Instructions to follow> Search the data for the string "value" and gather each line it is in.
# START OF Source data
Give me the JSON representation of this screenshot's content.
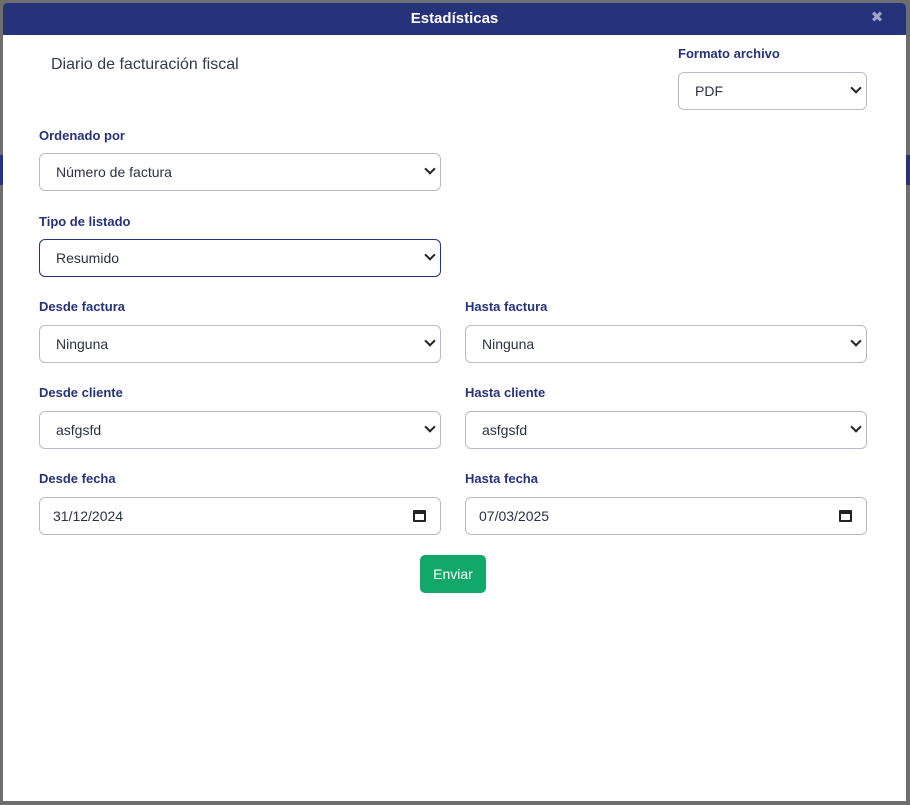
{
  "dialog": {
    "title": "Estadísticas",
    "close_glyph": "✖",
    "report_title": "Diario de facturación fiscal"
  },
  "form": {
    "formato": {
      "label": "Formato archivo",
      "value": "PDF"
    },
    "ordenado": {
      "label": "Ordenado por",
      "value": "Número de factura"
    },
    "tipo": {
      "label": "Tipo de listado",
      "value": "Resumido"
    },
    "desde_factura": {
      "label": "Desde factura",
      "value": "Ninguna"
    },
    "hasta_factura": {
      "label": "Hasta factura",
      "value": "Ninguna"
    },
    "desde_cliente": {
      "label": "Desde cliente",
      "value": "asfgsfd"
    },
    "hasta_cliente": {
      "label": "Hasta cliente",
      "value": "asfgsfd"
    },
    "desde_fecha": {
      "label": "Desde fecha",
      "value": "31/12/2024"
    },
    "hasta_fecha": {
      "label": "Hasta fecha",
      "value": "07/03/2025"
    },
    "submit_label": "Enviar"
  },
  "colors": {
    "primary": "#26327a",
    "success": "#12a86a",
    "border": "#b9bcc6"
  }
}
# END OF Source data
# START OF Source data
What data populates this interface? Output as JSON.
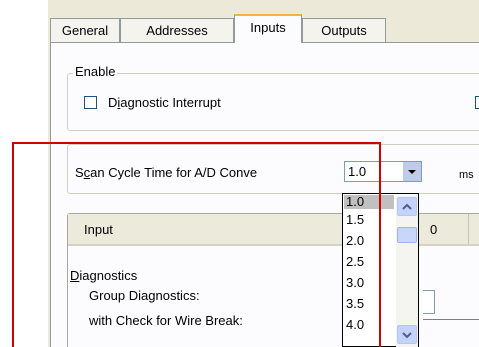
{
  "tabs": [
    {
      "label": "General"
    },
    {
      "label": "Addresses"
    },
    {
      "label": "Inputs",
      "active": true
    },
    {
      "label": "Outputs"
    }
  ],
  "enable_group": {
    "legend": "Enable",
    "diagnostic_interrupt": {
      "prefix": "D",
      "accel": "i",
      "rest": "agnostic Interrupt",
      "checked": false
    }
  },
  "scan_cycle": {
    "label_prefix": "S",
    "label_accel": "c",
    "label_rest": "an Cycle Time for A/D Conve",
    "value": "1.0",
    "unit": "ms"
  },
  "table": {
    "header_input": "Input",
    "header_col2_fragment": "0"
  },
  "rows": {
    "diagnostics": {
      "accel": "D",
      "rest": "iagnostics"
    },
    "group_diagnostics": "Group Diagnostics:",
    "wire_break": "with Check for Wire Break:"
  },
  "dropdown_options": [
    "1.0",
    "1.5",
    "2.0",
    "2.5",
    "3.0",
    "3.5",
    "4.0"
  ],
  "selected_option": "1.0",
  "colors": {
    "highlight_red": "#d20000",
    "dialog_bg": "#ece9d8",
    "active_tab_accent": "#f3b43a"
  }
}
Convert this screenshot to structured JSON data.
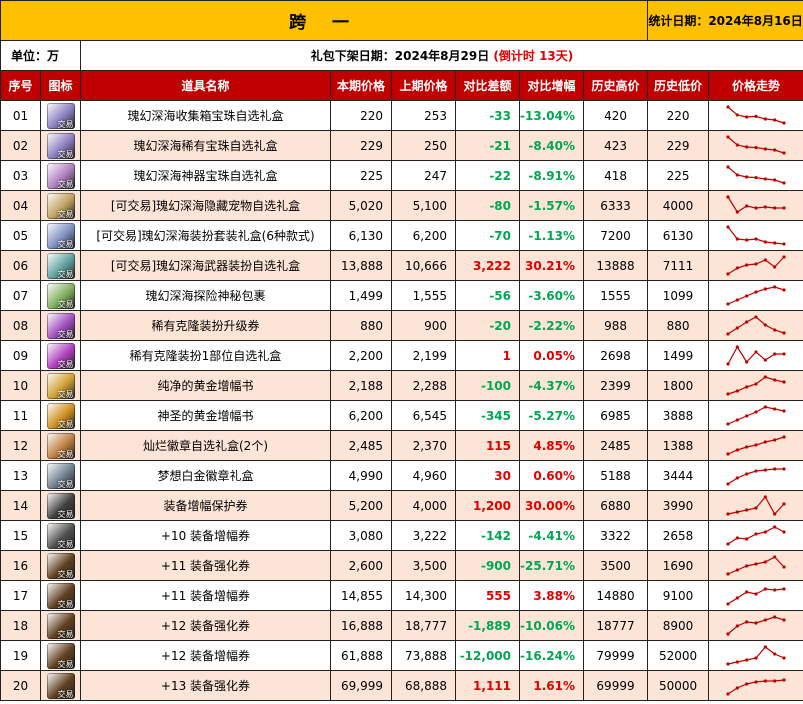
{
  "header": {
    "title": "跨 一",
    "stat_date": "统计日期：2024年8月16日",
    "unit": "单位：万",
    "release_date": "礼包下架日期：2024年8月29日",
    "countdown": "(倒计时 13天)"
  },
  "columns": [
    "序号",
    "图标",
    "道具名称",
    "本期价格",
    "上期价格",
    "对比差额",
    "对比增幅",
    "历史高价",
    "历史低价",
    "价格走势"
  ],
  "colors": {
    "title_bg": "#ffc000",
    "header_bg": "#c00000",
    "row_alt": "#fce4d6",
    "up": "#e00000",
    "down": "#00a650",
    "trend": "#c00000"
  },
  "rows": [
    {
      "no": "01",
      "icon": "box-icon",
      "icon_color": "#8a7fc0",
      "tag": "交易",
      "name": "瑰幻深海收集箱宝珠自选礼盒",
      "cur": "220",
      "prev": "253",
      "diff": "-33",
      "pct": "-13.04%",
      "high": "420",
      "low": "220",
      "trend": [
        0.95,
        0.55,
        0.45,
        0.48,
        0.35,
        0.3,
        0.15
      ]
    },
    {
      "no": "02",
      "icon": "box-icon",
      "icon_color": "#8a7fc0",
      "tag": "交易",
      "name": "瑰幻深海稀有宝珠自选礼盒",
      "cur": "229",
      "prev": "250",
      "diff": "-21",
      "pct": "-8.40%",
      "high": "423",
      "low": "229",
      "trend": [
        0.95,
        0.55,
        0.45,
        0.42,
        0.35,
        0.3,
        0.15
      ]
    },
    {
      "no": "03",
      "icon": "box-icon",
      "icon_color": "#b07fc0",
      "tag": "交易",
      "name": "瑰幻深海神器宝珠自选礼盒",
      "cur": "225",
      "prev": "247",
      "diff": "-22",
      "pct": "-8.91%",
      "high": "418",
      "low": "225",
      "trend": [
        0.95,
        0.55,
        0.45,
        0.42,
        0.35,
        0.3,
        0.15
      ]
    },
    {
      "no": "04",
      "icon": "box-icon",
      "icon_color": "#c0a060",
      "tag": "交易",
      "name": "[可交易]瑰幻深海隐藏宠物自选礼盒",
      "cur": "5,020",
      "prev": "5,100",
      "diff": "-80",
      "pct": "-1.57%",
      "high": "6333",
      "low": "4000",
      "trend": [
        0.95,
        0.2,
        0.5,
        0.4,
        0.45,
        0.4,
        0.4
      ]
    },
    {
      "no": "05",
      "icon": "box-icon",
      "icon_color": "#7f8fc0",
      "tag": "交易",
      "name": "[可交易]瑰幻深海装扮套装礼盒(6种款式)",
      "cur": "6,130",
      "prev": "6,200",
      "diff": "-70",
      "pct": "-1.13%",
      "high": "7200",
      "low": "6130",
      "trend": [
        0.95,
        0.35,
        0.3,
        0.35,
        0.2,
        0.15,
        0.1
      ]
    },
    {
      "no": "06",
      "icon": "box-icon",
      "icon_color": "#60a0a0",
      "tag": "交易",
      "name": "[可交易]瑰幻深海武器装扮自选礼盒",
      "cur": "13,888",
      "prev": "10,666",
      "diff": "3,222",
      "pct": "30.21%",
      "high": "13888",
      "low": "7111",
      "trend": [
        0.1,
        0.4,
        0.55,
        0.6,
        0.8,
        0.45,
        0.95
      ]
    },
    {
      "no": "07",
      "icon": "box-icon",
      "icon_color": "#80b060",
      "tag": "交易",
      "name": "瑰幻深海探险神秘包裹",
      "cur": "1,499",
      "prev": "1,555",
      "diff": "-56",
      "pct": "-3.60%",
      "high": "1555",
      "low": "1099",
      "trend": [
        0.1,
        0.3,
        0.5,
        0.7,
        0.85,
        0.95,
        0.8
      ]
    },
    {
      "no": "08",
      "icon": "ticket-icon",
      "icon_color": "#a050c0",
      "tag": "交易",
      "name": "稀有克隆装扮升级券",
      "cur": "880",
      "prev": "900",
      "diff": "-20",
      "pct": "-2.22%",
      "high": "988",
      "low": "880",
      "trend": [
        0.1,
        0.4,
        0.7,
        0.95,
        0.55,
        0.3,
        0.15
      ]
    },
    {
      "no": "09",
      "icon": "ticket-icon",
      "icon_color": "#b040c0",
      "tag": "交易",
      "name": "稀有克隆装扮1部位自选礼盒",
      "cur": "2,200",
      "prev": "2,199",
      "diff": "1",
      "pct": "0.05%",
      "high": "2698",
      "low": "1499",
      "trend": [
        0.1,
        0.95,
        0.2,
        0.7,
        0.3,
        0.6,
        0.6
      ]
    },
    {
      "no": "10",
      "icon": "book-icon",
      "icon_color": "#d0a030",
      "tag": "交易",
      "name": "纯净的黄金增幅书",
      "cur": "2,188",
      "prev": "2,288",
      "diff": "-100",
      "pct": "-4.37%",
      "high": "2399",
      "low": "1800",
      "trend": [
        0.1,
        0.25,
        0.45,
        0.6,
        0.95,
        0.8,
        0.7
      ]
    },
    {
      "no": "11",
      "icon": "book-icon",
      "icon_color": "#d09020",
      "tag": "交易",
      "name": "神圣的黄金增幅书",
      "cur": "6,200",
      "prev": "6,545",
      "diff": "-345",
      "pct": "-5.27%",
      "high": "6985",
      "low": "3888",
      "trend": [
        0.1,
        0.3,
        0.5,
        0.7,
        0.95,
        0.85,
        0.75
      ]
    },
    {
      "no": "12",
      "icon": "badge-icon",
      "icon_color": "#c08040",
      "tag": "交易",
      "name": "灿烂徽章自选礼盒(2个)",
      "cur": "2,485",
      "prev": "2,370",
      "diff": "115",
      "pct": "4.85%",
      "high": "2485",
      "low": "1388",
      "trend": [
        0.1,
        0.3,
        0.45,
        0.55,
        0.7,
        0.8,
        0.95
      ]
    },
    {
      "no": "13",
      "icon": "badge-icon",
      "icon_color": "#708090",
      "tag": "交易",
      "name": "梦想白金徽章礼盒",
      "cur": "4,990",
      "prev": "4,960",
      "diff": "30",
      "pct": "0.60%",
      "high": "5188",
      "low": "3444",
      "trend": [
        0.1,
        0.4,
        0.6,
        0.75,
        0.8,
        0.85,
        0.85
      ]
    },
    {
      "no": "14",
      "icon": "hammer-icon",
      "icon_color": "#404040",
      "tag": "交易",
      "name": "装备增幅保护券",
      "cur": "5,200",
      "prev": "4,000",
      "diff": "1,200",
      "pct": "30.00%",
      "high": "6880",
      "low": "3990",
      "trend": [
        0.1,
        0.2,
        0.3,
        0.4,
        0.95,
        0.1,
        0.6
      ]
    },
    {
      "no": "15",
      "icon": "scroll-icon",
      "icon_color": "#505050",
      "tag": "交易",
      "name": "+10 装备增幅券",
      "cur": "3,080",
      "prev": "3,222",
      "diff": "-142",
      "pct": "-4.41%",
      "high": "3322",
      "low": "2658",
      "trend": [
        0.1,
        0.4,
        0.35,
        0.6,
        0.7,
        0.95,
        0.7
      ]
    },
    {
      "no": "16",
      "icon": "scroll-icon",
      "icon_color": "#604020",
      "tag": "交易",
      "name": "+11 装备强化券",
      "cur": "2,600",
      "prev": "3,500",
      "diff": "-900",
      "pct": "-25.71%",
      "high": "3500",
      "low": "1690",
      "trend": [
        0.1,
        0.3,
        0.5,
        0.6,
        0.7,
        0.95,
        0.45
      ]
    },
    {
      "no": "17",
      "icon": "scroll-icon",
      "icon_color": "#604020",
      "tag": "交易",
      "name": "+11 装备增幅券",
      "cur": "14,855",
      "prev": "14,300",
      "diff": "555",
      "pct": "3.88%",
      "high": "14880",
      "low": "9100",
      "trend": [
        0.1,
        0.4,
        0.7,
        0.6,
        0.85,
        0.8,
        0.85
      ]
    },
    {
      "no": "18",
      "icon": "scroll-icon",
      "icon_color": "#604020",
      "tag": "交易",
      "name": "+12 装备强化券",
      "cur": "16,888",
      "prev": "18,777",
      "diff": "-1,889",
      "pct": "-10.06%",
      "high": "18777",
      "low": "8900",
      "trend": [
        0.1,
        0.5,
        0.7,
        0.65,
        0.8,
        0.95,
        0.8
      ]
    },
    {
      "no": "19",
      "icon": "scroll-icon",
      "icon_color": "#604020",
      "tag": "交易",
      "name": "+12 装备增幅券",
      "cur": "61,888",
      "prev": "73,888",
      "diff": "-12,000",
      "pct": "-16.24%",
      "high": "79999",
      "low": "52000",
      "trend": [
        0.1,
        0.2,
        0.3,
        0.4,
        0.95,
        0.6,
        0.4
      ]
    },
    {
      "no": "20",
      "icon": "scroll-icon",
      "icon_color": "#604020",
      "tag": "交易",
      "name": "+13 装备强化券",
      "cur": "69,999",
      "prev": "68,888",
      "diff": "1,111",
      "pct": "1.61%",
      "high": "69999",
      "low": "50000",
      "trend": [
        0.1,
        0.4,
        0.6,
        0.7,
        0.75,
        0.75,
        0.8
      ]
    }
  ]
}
# END OF Source data
Answer to this problem>
      "value": "PDF"
      "value": "Número de factura"
      "value": "Resumido"
      "value": "Ninguna"
      "value": "Ninguna"
      "value": "asfgsfd"
      "value": "asfgsfd"
      "value": "31/12/2024"
      "value": "07/03/2025"
    "value": "1.0",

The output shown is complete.